Exercise task -
Give the number of lines holding the string "information", and nothing else.

Given entries -
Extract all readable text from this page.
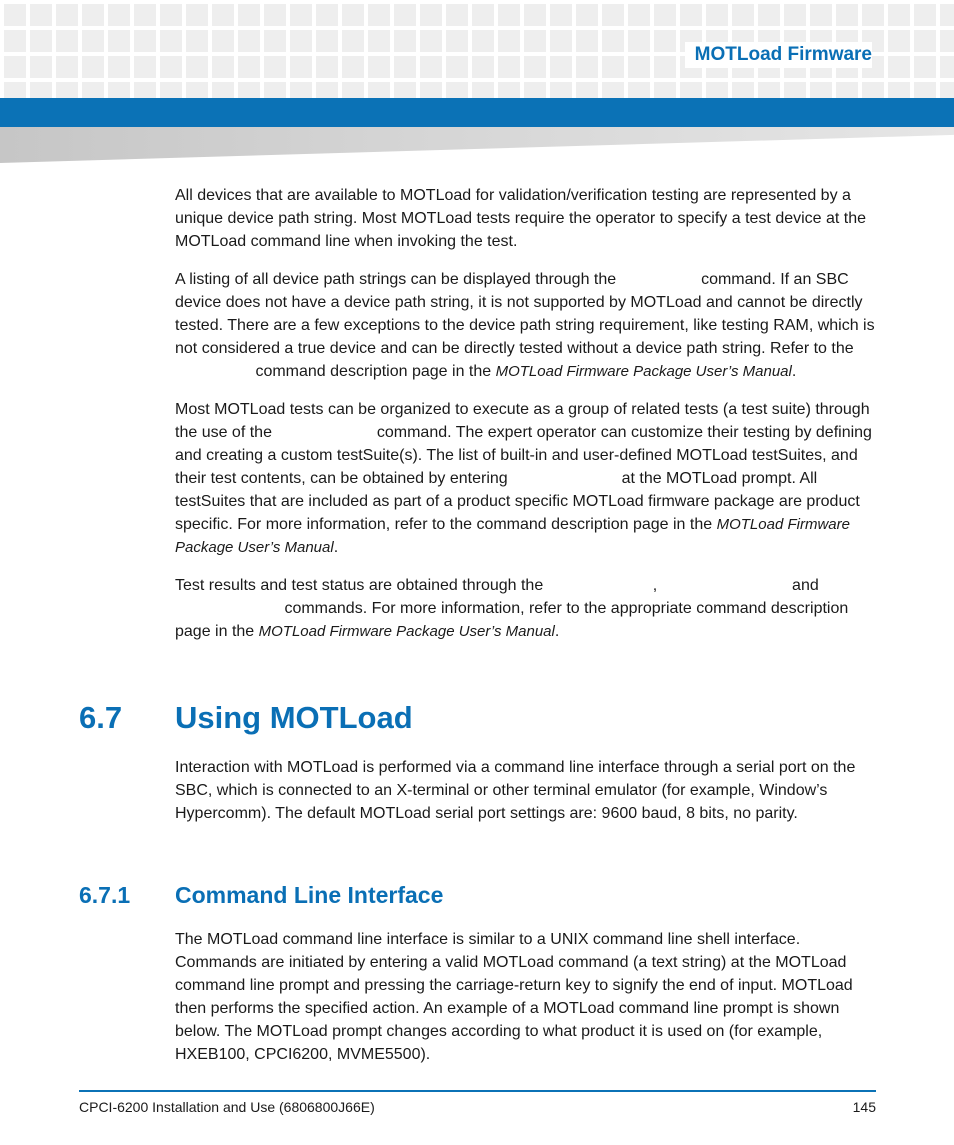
MOTLoad Firmware

All devices that are available to MOTLoad for validation/verification testing are represented by a unique device path string. Most MOTLoad tests require the operator to specify a test device at the MOTLoad command line when invoking the test.

A listing of all device path strings can be displayed through the	command. If an SBC device does not have a device path string, it is not supported by MOTLoad and cannot be directly tested. There are a few exceptions to the device path string requirement, like testing RAM, which is not considered a true device and can be directly tested without a device path string. Refer to the  command description page in the MOTLoad Firmware Package User’s Manual.

Most MOTLoad tests can be organized to execute as a group of related tests (a test suite) through the use of the	command. The expert operator can customize their testing by defining and creating a custom testSuite(s). The list of built-in and user-defined MOTLoad testSuites, and their test contents, can be obtained by entering	at the MOTLoad prompt. All testSuites that are included as part of a product specific MOTLoad firmware package are product specific. For more information, refer to the command description page in the MOTLoad Firmware Package User’s Manual.

Test results and test status are obtained through the	,	and  commands. For more information, refer to the appropriate command description page in the MOTLoad Firmware Package User’s Manual.

6.7 Using MOTLoad

Interaction with MOTLoad is performed via a command line interface through a serial port on the SBC, which is connected to an X-terminal or other terminal emulator (for example, Window’s Hypercomm). The default MOTLoad serial port settings are: 9600 baud, 8 bits, no parity.

6.7.1 Command Line Interface

The MOTLoad command line interface is similar to a UNIX command line shell interface. Commands are initiated by entering a valid MOTLoad command (a text string) at the MOTLoad command line prompt and pressing the carriage-return key to signify the end of input. MOTLoad then performs the specified action. An example of a MOTLoad command line prompt is shown below. The MOTLoad prompt changes according to what product it is used on (for example, HXEB100, CPCI6200, MVME5500).

CPCI-6200 Installation and Use (6806800J66E)	145
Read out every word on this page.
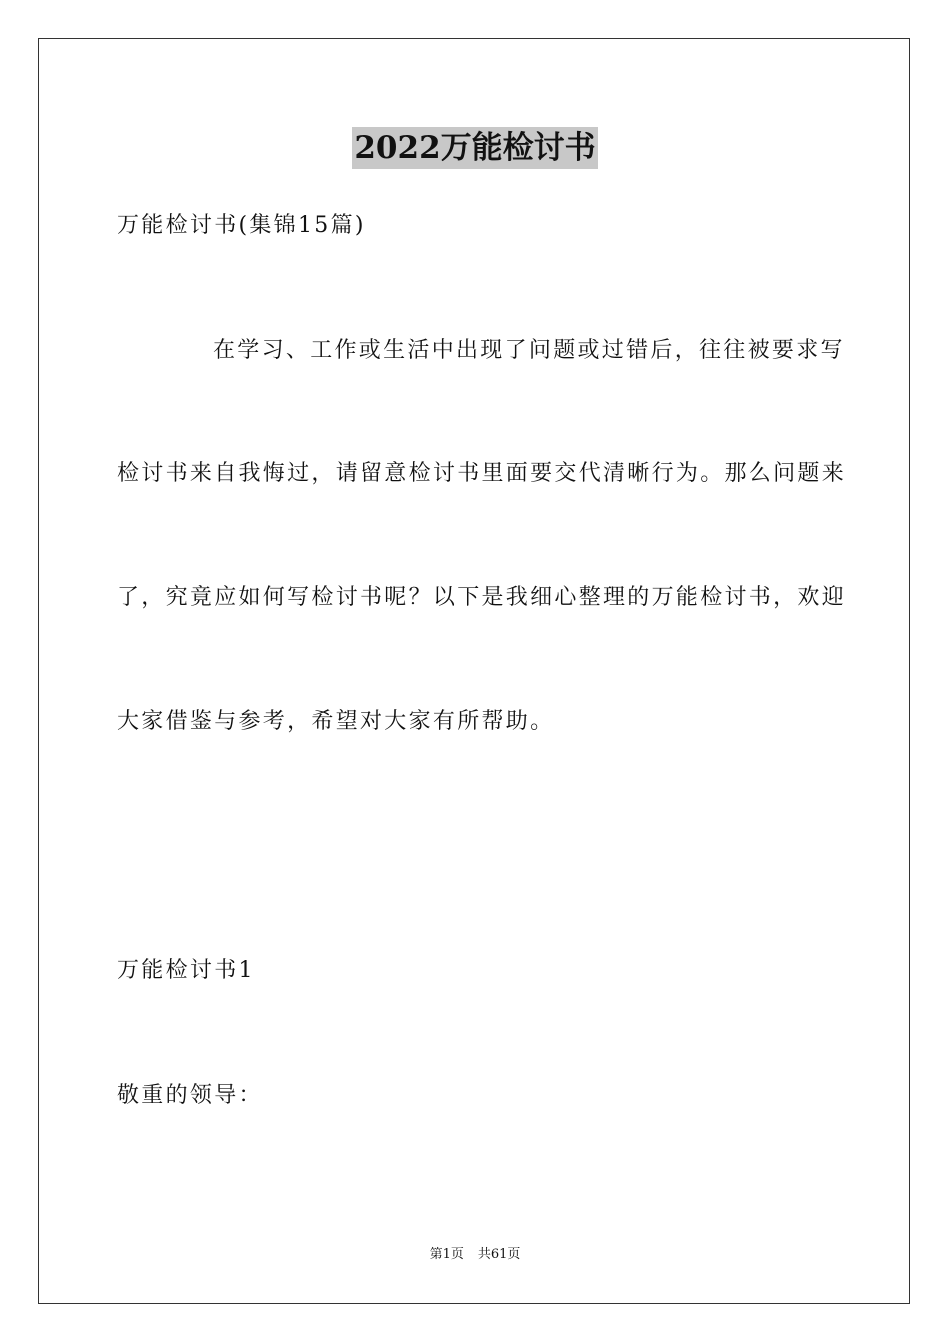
2022万能检讨书
万能检讨书(集锦15篇)
在学习、工作或生活中出现了问题或过错后，往往被要求写
检讨书来自我悔过，请留意检讨书里面要交代清晰行为。那么问题来
了，究竟应如何写检讨书呢？以下是我细心整理的万能检讨书，欢迎
大家借鉴与参考，希望对大家有所帮助。
万能检讨书1
敬重的领导：
第1页 共61页
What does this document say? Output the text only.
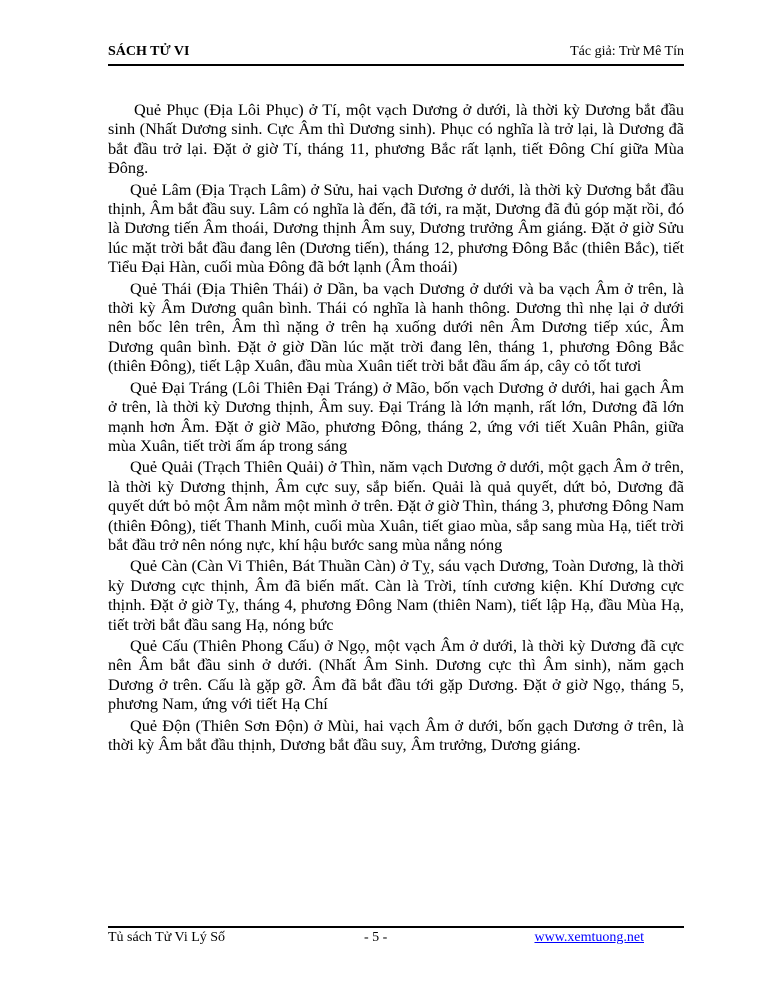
SÁCH TỬ VI	Tác giả: Trừ Mê Tín

Quẻ Phục (Địa Lôi Phục) ở Tí, một vạch Dương ở dưới, là thời kỳ Dương bắt đầu sinh (Nhất Dương sinh. Cực Âm thì Dương sinh). Phục có nghĩa là trở lại, là Dương đã bắt đầu trở lại. Đặt ở giờ Tí, tháng 11, phương Bắc rất lạnh, tiết Đông Chí giữa Mùa Đông.

Quẻ Lâm (Địa Trạch Lâm) ở Sửu, hai vạch Dương ở dưới, là thời kỳ Dương bắt đầu thịnh, Âm bắt đầu suy. Lâm có nghĩa là đến, đã tới, ra mặt, Dương đã đủ góp mặt rồi, đó là Dương tiến Âm thoái, Dương thịnh Âm suy, Dương trưởng Âm giáng. Đặt ở giờ Sửu lúc mặt trời bắt đầu đang lên (Dương tiến), tháng 12, phương Đông Bắc (thiên Bắc), tiết Tiểu Đại Hàn, cuối mùa Đông đã bớt lạnh (Âm thoái)

Quẻ Thái (Địa Thiên Thái) ở Dần, ba vạch Dương ở dưới và ba vạch Âm ở trên, là thời kỳ Âm Dương quân bình. Thái có nghĩa là hanh thông. Dương thì nhẹ lại ở dưới nên bốc lên trên, Âm thì nặng ở trên hạ xuống dưới nên Âm Dương tiếp xúc, Âm Dương quân bình. Đặt ở giờ Dần lúc mặt trời đang lên, tháng 1, phương Đông Bắc (thiên Đông), tiết Lập Xuân, đầu mùa Xuân tiết trời bắt đầu ấm áp, cây cỏ tốt tươi

Quẻ Đại Tráng (Lôi Thiên Đại Tráng) ở Mão, bốn vạch Dương ở dưới, hai gạch Âm ở trên, là thời kỳ Dương thịnh, Âm suy. Đại Tráng là lớn mạnh, rất lớn, Dương đã lớn mạnh hơn Âm. Đặt ở giờ Mão, phương Đông, tháng 2, ứng với tiết Xuân Phân, giữa mùa Xuân, tiết trời ấm áp trong sáng

Quẻ Quải (Trạch Thiên Quải) ở Thìn, năm vạch Dương ở dưới, một gạch Âm ở trên, là thời kỳ Dương thịnh, Âm cực suy, sắp biến. Quải là quả quyết, dứt bỏ, Dương đã quyết dứt bỏ một Âm nằm một mình ở trên. Đặt ở giờ Thìn, tháng 3, phương Đông Nam (thiên Đông), tiết Thanh Minh, cuối mùa Xuân, tiết giao mùa, sắp sang mùa Hạ, tiết trời bắt đầu trở nên nóng nực, khí hậu bước sang mùa nắng nóng

Quẻ Càn (Càn Vi Thiên, Bát Thuần Càn) ở Tỵ, sáu vạch Dương, Toàn Dương, là thời kỳ Dương cực thịnh, Âm đã biến mất. Càn là Trời, tính cương kiện. Khí Dương cực thịnh. Đặt ở giờ Tỵ, tháng 4, phương Đông Nam (thiên Nam), tiết lập Hạ, đầu Mùa Hạ, tiết trời bắt đầu sang Hạ, nóng bức

Quẻ Cấu (Thiên Phong Cấu) ở Ngọ, một vạch Âm ở dưới, là thời kỳ Dương đã cực nên Âm bắt đầu sinh ở dưới. (Nhất Âm Sinh. Dương cực thì Âm sinh), năm gạch Dương ở trên. Cấu là gặp gỡ. Âm đã bắt đầu tới gặp Dương. Đặt ở giờ Ngọ, tháng 5, phương Nam, ứng với tiết Hạ Chí

Quẻ Độn (Thiên Sơn Độn) ở Mùi, hai vạch Âm ở dưới, bốn gạch Dương ở trên, là thời kỳ Âm bắt đầu thịnh, Dương bắt đầu suy, Âm trưởng, Dương giáng.

Tủ sách Tử Vi Lý Số	- 5 -	www.xemtuong.net
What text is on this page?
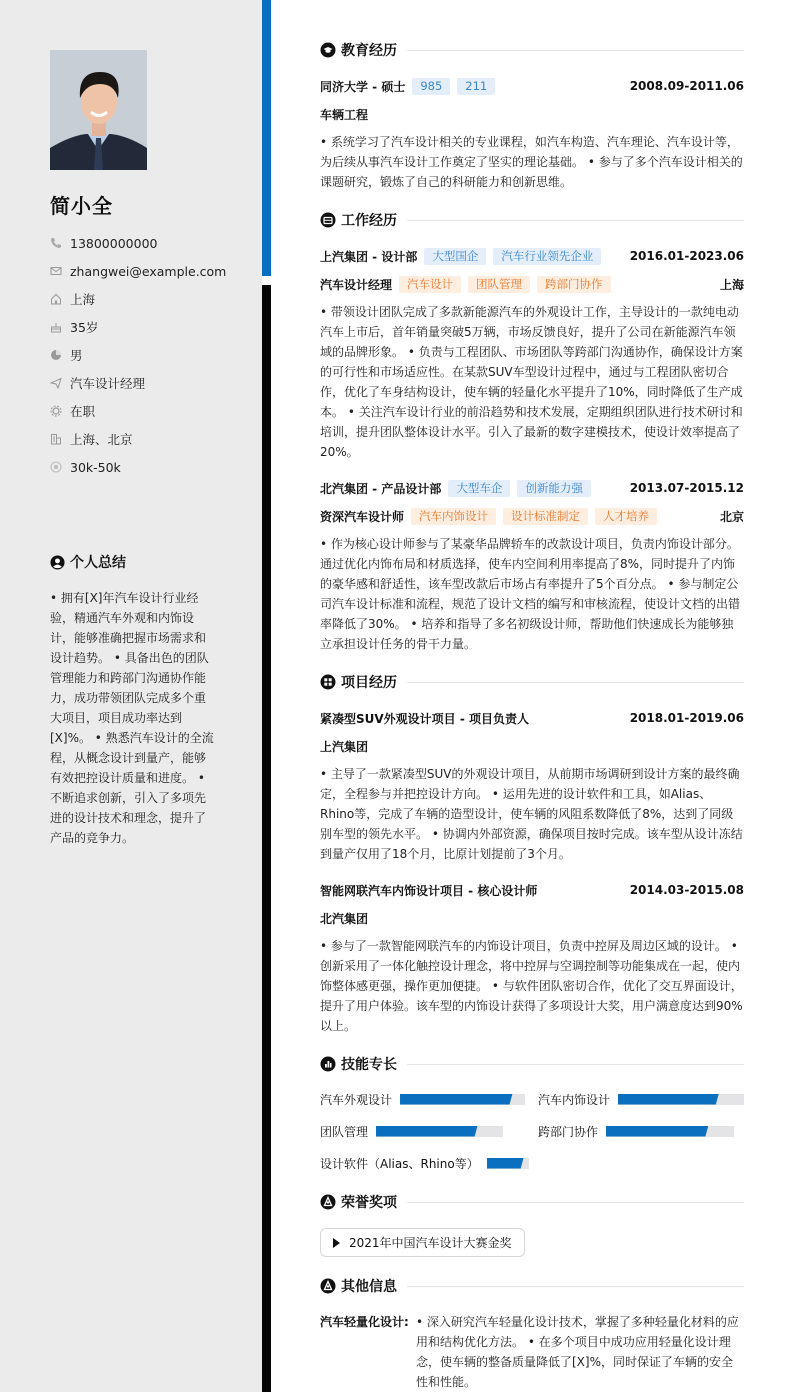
简小全
13800000000
zhangwei@example.com
上海
35岁
男
汽车设计经理
在职
上海、北京
30k-50k
个人总结
• 拥有[X]年汽车设计行业经验，精通汽车外观和内饰设计，能够准确把握市场需求和设计趋势。 • 具备出色的团队管理能力和跨部门沟通协作能力，成功带领团队完成多个重大项目，项目成功率达到[X]%。 • 熟悉汽车设计的全流程，从概念设计到量产，能够有效把控设计质量和进度。 • 不断追求创新，引入了多项先进的设计技术和理念，提升了产品的竞争力。
教育经历
同济大学 - 硕士	985	211	2008.09-2011.06
车辆工程
• 系统学习了汽车设计相关的专业课程，如汽车构造、汽车理论、汽车设计等，为后续从事汽车设计工作奠定了坚实的理论基础。 • 参与了多个汽车设计相关的课题研究，锻炼了自己的科研能力和创新思维。
工作经历
上汽集团 - 设计部	大型国企	汽车行业领先企业	2016.01-2023.06
汽车设计经理	汽车设计	团队管理	跨部门协作	上海
• 带领设计团队完成了多款新能源汽车的外观设计工作，主导设计的一款纯电动汽车上市后，首年销量突破5万辆，市场反馈良好，提升了公司在新能源汽车领域的品牌形象。 • 负责与工程团队、市场团队等跨部门沟通协作，确保设计方案的可行性和市场适应性。在某款SUV车型设计过程中，通过与工程团队密切合作，优化了车身结构设计，使车辆的轻量化水平提升了10%，同时降低了生产成本。 • 关注汽车设计行业的前沿趋势和技术发展，定期组织团队进行技术研讨和培训，提升团队整体设计水平。引入了最新的数字建模技术，使设计效率提高了20%。
北汽集团 - 产品设计部	大型车企	创新能力强	2013.07-2015.12
资深汽车设计师	汽车内饰设计	设计标准制定	人才培养	北京
• 作为核心设计师参与了某豪华品牌轿车的改款设计项目，负责内饰设计部分。通过优化内饰布局和材质选择，使车内空间利用率提高了8%，同时提升了内饰的豪华感和舒适性，该车型改款后市场占有率提升了5个百分点。 • 参与制定公司汽车设计标准和流程，规范了设计文档的编写和审核流程，使设计文档的出错率降低了30%。 • 培养和指导了多名初级设计师，帮助他们快速成长为能够独立承担设计任务的骨干力量。
项目经历
紧凑型SUV外观设计项目 - 项目负责人	2018.01-2019.06
上汽集团
• 主导了一款紧凑型SUV的外观设计项目，从前期市场调研到设计方案的最终确定，全程参与并把控设计方向。 • 运用先进的设计软件和工具，如Alias、Rhino等，完成了车辆的造型设计，使车辆的风阻系数降低了8%，达到了同级别车型的领先水平。 • 协调内外部资源，确保项目按时完成。该车型从设计冻结到量产仅用了18个月，比原计划提前了3个月。
智能网联汽车内饰设计项目 - 核心设计师	2014.03-2015.08
北汽集团
• 参与了一款智能网联汽车的内饰设计项目，负责中控屏及周边区域的设计。 • 创新采用了一体化触控设计理念，将中控屏与空调控制等功能集成在一起，使内饰整体感更强，操作更加便捷。 • 与软件团队密切合作，优化了交互界面设计，提升了用户体验。该车型的内饰设计获得了多项设计大奖，用户满意度达到90%以上。
技能专长
汽车外观设计	汽车内饰设计
团队管理	跨部门协作
设计软件（Alias、Rhino等）
荣誉奖项
2021年中国汽车设计大赛金奖
其他信息
汽车轻量化设计: • 深入研究汽车轻量化设计技术，掌握了多种轻量化材料的应用和结构优化方法。 • 在多个项目中成功应用轻量化设计理念，使车辆的整备质量降低了[X]%，同时保证了车辆的安全性和性能。
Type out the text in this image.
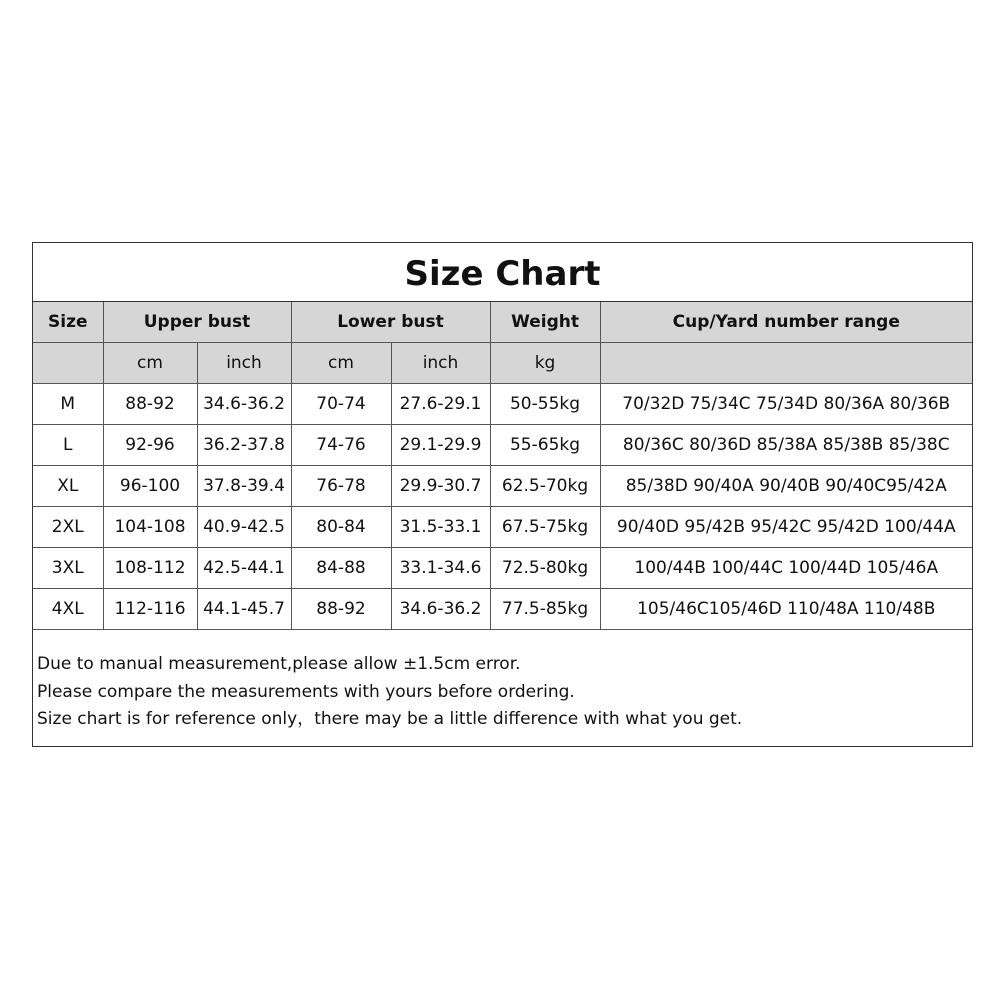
Size Chart
Size	Upper bust		Lower bust		Weight	Cup/Yard number range
	cm	inch	cm	inch	kg	
M	88-92	34.6-36.2	70-74	27.6-29.1	50-55kg	70/32D 75/34C 75/34D 80/36A 80/36B
L	92-96	36.2-37.8	74-76	29.1-29.9	55-65kg	80/36C 80/36D 85/38A 85/38B 85/38C
XL	96-100	37.8-39.4	76-78	29.9-30.7	62.5-70kg	85/38D 90/40A 90/40B 90/40C95/42A
2XL	104-108	40.9-42.5	80-84	31.5-33.1	67.5-75kg	90/40D 95/42B 95/42C 95/42D 100/44A
3XL	108-112	42.5-44.1	84-88	33.1-34.6	72.5-80kg	100/44B 100/44C 100/44D 105/46A
4XL	112-116	44.1-45.7	88-92	34.6-36.2	77.5-85kg	105/46C105/46D 110/48A 110/48B
Due to manual measurement,please allow ±1.5cm error.
Please compare the measurements with yours before ordering.
Size chart is for reference only，there may be a little difference with what you get.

Right answer -
2